(Element box annotations)
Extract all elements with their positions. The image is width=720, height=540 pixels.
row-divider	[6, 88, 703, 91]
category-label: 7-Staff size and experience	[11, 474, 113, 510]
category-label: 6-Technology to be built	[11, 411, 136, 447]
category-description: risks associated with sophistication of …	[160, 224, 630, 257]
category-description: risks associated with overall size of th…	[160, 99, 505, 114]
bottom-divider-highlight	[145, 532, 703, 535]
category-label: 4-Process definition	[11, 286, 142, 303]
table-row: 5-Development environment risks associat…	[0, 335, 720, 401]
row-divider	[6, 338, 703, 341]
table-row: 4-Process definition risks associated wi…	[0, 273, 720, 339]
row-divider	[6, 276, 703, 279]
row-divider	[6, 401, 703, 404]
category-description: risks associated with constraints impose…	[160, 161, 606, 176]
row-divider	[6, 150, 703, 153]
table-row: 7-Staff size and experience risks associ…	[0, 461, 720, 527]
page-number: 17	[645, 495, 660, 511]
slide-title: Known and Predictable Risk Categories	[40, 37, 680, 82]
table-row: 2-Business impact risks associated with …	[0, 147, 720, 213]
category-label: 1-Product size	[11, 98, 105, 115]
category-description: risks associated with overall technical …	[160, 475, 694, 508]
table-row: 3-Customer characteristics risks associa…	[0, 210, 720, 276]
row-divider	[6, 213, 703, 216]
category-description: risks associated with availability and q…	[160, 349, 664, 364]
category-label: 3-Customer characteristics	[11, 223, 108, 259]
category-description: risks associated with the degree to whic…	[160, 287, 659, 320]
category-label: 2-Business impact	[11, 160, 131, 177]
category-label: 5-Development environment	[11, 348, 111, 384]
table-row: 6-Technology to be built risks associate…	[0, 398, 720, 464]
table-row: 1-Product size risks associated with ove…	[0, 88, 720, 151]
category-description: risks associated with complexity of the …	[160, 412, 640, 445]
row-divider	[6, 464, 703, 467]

> _Aim_: Copy out all of the rows above line for line, changing nothing.

> _Task response_:
Extract all elements with their positions. The image is width=720, height=540 pixels.
row-divider	[6, 88, 703, 91]
category-label: 7-Staff size and experience	[11, 474, 113, 510]
category-label: 6-Technology to be built	[11, 411, 136, 447]
category-description: risks associated with sophistication of …	[160, 224, 630, 257]
category-description: risks associated with overall size of th…	[160, 99, 505, 114]
bottom-divider-highlight	[145, 532, 703, 535]
category-label: 4-Process definition	[11, 286, 142, 303]
table-row: 5-Development environment risks associat…	[0, 335, 720, 401]
row-divider	[6, 338, 703, 341]
table-row: 4-Process definition risks associated wi…	[0, 273, 720, 339]
row-divider	[6, 276, 703, 279]
row-divider	[6, 401, 703, 404]
category-description: risks associated with constraints impose…	[160, 161, 606, 176]
row-divider	[6, 150, 703, 153]
table-row: 7-Staff size and experience risks associ…	[0, 461, 720, 527]
page-number: 17	[645, 495, 660, 511]
slide-title: Known and Predictable Risk Categories	[40, 37, 680, 82]
table-row: 2-Business impact risks associated with …	[0, 147, 720, 213]
category-label: 1-Product size	[11, 98, 105, 115]
category-description: risks associated with overall technical …	[160, 475, 694, 508]
table-row: 3-Customer characteristics risks associa…	[0, 210, 720, 276]
row-divider	[6, 213, 703, 216]
category-description: risks associated with availability and q…	[160, 349, 664, 364]
category-label: 3-Customer characteristics	[11, 223, 108, 259]
category-description: risks associated with the degree to whic…	[160, 287, 659, 320]
category-label: 2-Business impact	[11, 160, 131, 177]
category-label: 5-Development environment	[11, 348, 111, 384]
table-row: 6-Technology to be built risks associate…	[0, 398, 720, 464]
table-row: 1-Product size risks associated with ove…	[0, 88, 720, 151]
category-description: risks associated with complexity of the …	[160, 412, 640, 445]
row-divider	[6, 464, 703, 467]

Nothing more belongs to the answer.